(What the task requires) Filter these entries so that only lines with the word "name" remain.

Dataset entries on figures
··········

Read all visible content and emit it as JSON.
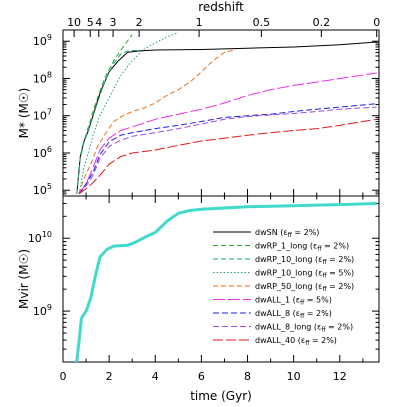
{
  "chart_data": [
    {
      "type": "line",
      "panel": "top",
      "ylabel": "M* (M☉)",
      "yscale": "log",
      "xlim": [
        0,
        13.7
      ],
      "ylim": [
        70000,
        2000000000
      ],
      "yticks": [
        {
          "value": 100000,
          "label": "10",
          "exp": "5"
        },
        {
          "value": 1000000,
          "label": "10",
          "exp": "6"
        },
        {
          "value": 10000000,
          "label": "10",
          "exp": "7"
        },
        {
          "value": 100000000,
          "label": "10",
          "exp": "8"
        },
        {
          "value": 1000000000,
          "label": "10",
          "exp": "9"
        }
      ],
      "top_axis": {
        "label": "redshift",
        "ticks": [
          {
            "label": "10",
            "time": 0.48
          },
          {
            "label": "5",
            "time": 1.18
          },
          {
            "label": "4",
            "time": 1.55
          },
          {
            "label": "3",
            "time": 2.17
          },
          {
            "label": "2",
            "time": 3.3
          },
          {
            "label": "1",
            "time": 5.9
          },
          {
            "label": "0.5",
            "time": 8.6
          },
          {
            "label": "0.2",
            "time": 11.2
          },
          {
            "label": "0",
            "time": 13.6
          }
        ]
      },
      "series": [
        {
          "color": "#000000",
          "dash": "",
          "width": 1.0,
          "points": [
            [
              0.6,
              80000
            ],
            [
              0.75,
              800000
            ],
            [
              0.9,
              2000000
            ],
            [
              1.1,
              4000000
            ],
            [
              1.3,
              10000000
            ],
            [
              1.6,
              40000000
            ],
            [
              2.0,
              150000000
            ],
            [
              2.4,
              300000000
            ],
            [
              2.8,
              500000000
            ],
            [
              3.3,
              550000000
            ],
            [
              4.0,
              580000000
            ],
            [
              6.0,
              600000000
            ],
            [
              8.0,
              650000000
            ],
            [
              10.0,
              700000000
            ],
            [
              12.0,
              800000000
            ],
            [
              13.6,
              950000000
            ]
          ]
        },
        {
          "color": "#2ca02c",
          "dash": "5,3",
          "width": 1.0,
          "points": [
            [
              0.6,
              80000
            ],
            [
              0.75,
              800000
            ],
            [
              0.9,
              2000000
            ],
            [
              1.1,
              5000000
            ],
            [
              1.4,
              20000000
            ],
            [
              1.8,
              100000000
            ],
            [
              2.2,
              300000000
            ],
            [
              2.6,
              700000000
            ],
            [
              3.0,
              1500000000
            ]
          ]
        },
        {
          "color": "#1aa085",
          "dash": "5,3",
          "width": 1.0,
          "points": [
            [
              0.6,
              80000
            ],
            [
              0.75,
              700000
            ],
            [
              0.9,
              1800000
            ],
            [
              1.1,
              4000000
            ],
            [
              1.4,
              15000000
            ],
            [
              1.8,
              80000000
            ],
            [
              2.2,
              250000000
            ],
            [
              2.5,
              450000000
            ],
            [
              2.8,
              550000000
            ],
            [
              3.2,
              570000000
            ]
          ]
        },
        {
          "color": "#1aa085",
          "dash": "1.5,2",
          "width": 1.0,
          "points": [
            [
              0.7,
              80000
            ],
            [
              0.9,
              400000
            ],
            [
              1.1,
              1000000
            ],
            [
              1.3,
              3000000
            ],
            [
              1.6,
              10000000
            ],
            [
              2.0,
              30000000
            ],
            [
              2.5,
              120000000
            ],
            [
              3.0,
              300000000
            ],
            [
              3.5,
              600000000
            ],
            [
              4.0,
              900000000
            ],
            [
              4.5,
              1300000000
            ],
            [
              5.0,
              1700000000
            ]
          ]
        },
        {
          "color": "#e0701a",
          "dash": "5,3",
          "width": 1.0,
          "points": [
            [
              0.7,
              80000
            ],
            [
              0.9,
              200000
            ],
            [
              1.2,
              500000
            ],
            [
              1.5,
              1500000
            ],
            [
              1.8,
              3000000
            ],
            [
              2.2,
              7000000
            ],
            [
              2.6,
              10000000
            ],
            [
              3.0,
              13000000
            ],
            [
              3.5,
              16000000
            ],
            [
              4.0,
              22000000
            ],
            [
              4.5,
              35000000
            ],
            [
              5.0,
              50000000
            ],
            [
              5.5,
              80000000
            ],
            [
              6.0,
              150000000
            ],
            [
              6.5,
              300000000
            ],
            [
              7.0,
              500000000
            ],
            [
              7.5,
              600000000
            ]
          ]
        },
        {
          "color": "#e62ee6",
          "dash": "12,3",
          "width": 1.0,
          "points": [
            [
              0.7,
              80000
            ],
            [
              1.0,
              150000
            ],
            [
              1.3,
              400000
            ],
            [
              1.6,
              1200000
            ],
            [
              2.0,
              2500000
            ],
            [
              2.5,
              4000000
            ],
            [
              3.0,
              5000000
            ],
            [
              4.0,
              8000000
            ],
            [
              5.0,
              11000000
            ],
            [
              6.0,
              15000000
            ],
            [
              7.0,
              22000000
            ],
            [
              8.0,
              35000000
            ],
            [
              9.0,
              50000000
            ],
            [
              10.0,
              65000000
            ],
            [
              11.0,
              80000000
            ],
            [
              12.0,
              100000000
            ],
            [
              13.6,
              140000000
            ]
          ]
        },
        {
          "color": "#1f1fe6",
          "dash": "6,3",
          "width": 1.0,
          "points": [
            [
              0.7,
              80000
            ],
            [
              1.0,
              150000
            ],
            [
              1.3,
              300000
            ],
            [
              1.6,
              900000
            ],
            [
              2.0,
              2000000
            ],
            [
              2.5,
              3000000
            ],
            [
              3.0,
              3500000
            ],
            [
              4.0,
              4500000
            ],
            [
              5.0,
              5500000
            ],
            [
              6.0,
              7000000
            ],
            [
              7.0,
              9000000
            ],
            [
              8.0,
              10000000
            ],
            [
              9.0,
              11000000
            ],
            [
              10.0,
              13000000
            ],
            [
              11.0,
              15000000
            ],
            [
              12.0,
              17000000
            ],
            [
              13.6,
              21000000
            ]
          ]
        },
        {
          "color": "#9b4de0",
          "dash": "6,3",
          "width": 1.0,
          "points": [
            [
              0.7,
              80000
            ],
            [
              1.0,
              130000
            ],
            [
              1.3,
              250000
            ],
            [
              1.6,
              700000
            ],
            [
              2.0,
              1500000
            ],
            [
              2.5,
              2200000
            ],
            [
              3.0,
              2800000
            ],
            [
              4.0,
              3500000
            ],
            [
              5.0,
              4500000
            ],
            [
              6.0,
              6000000
            ],
            [
              7.0,
              8000000
            ],
            [
              8.0,
              9500000
            ],
            [
              9.0,
              10500000
            ],
            [
              10.0,
              11500000
            ],
            [
              11.0,
              13000000
            ],
            [
              12.0,
              15000000
            ],
            [
              13.6,
              17000000
            ]
          ]
        },
        {
          "color": "#e61a1a",
          "dash": "10,3",
          "width": 1.0,
          "points": [
            [
              0.7,
              80000
            ],
            [
              1.0,
              110000
            ],
            [
              1.3,
              160000
            ],
            [
              1.6,
              250000
            ],
            [
              2.0,
              500000
            ],
            [
              2.5,
              800000
            ],
            [
              3.0,
              1000000
            ],
            [
              4.0,
              1200000
            ],
            [
              5.0,
              1600000
            ],
            [
              6.0,
              2100000
            ],
            [
              7.0,
              2500000
            ],
            [
              8.0,
              3000000
            ],
            [
              9.0,
              3500000
            ],
            [
              10.0,
              4000000
            ],
            [
              11.0,
              4500000
            ],
            [
              12.0,
              5500000
            ],
            [
              13.0,
              7000000
            ],
            [
              13.6,
              8000000
            ]
          ]
        }
      ]
    },
    {
      "type": "line",
      "panel": "bottom",
      "xlabel": "time (Gyr)",
      "ylabel": "Mvir (M☉)",
      "yscale": "log",
      "xlim": [
        0,
        13.7
      ],
      "ylim": [
        200000000,
        38000000000
      ],
      "xticks": [
        0,
        2,
        4,
        6,
        8,
        10,
        12
      ],
      "yticks": [
        {
          "value": 1000000000,
          "label": "10",
          "exp": "9"
        },
        {
          "value": 10000000000,
          "label": "10",
          "exp": "10"
        }
      ],
      "series": [
        {
          "color": "#40d9cc",
          "width": 3.0,
          "points": [
            [
              0.5,
              120000000
            ],
            [
              0.6,
              200000000
            ],
            [
              0.8,
              800000000
            ],
            [
              1.0,
              1000000000
            ],
            [
              1.2,
              1500000000
            ],
            [
              1.4,
              3000000000
            ],
            [
              1.6,
              5500000000
            ],
            [
              1.9,
              7000000000
            ],
            [
              2.2,
              7800000000
            ],
            [
              2.8,
              8000000000
            ],
            [
              3.2,
              9000000000
            ],
            [
              3.6,
              10500000000
            ],
            [
              4.0,
              12000000000
            ],
            [
              4.5,
              17000000000
            ],
            [
              5.0,
              22000000000
            ],
            [
              5.5,
              24000000000
            ],
            [
              6.0,
              25000000000
            ],
            [
              7.0,
              26000000000
            ],
            [
              8.0,
              27000000000
            ],
            [
              9.0,
              27500000000
            ],
            [
              10.0,
              28000000000
            ],
            [
              11.0,
              28500000000
            ],
            [
              12.0,
              29000000000
            ],
            [
              13.6,
              30000000000
            ]
          ]
        }
      ]
    }
  ],
  "legend": [
    {
      "color": "#000000",
      "dash": "",
      "name": "dwSN (ε",
      "sub": "ff",
      "tail": " = 2%)"
    },
    {
      "color": "#2ca02c",
      "dash": "5,3",
      "name": "dwRP_1_long (ε",
      "sub": "ff",
      "tail": " = 2%)"
    },
    {
      "color": "#1aa085",
      "dash": "5,3",
      "name": "dwRP_10_long (ε",
      "sub": "ff",
      "tail": " = 2%)"
    },
    {
      "color": "#1aa085",
      "dash": "1.5,2",
      "name": "dwRP_10_long (ε",
      "sub": "ff",
      "tail": " = 5%)"
    },
    {
      "color": "#e0701a",
      "dash": "5,3",
      "name": "dwRP_50_long (ε",
      "sub": "ff",
      "tail": " = 2%)"
    },
    {
      "color": "#e62ee6",
      "dash": "12,3",
      "name": "dwALL_1 (ε",
      "sub": "ff",
      "tail": " = 5%)"
    },
    {
      "color": "#1f1fe6",
      "dash": "6,3",
      "name": "dwALL_8 (ε",
      "sub": "ff",
      "tail": " = 2%)"
    },
    {
      "color": "#9b4de0",
      "dash": "6,3",
      "name": "dwALL_8_long (ε",
      "sub": "ff",
      "tail": " = 2%)"
    },
    {
      "color": "#e61a1a",
      "dash": "10,3",
      "name": "dwALL_40 (ε",
      "sub": "ff",
      "tail": " = 2%)"
    }
  ]
}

··········

(Solution)
      "name": "dwSN (ε",
      "name": "dwRP_1_long (ε",
      "name": "dwRP_10_long (ε",
      "name": "dwRP_10_long (ε",
      "name": "dwRP_50_long (ε",
      "name": "dwALL_1 (ε",
      "name": "dwALL_8 (ε",
      "name": "dwALL_8_long (ε",
      "name": "dwALL_40 (ε",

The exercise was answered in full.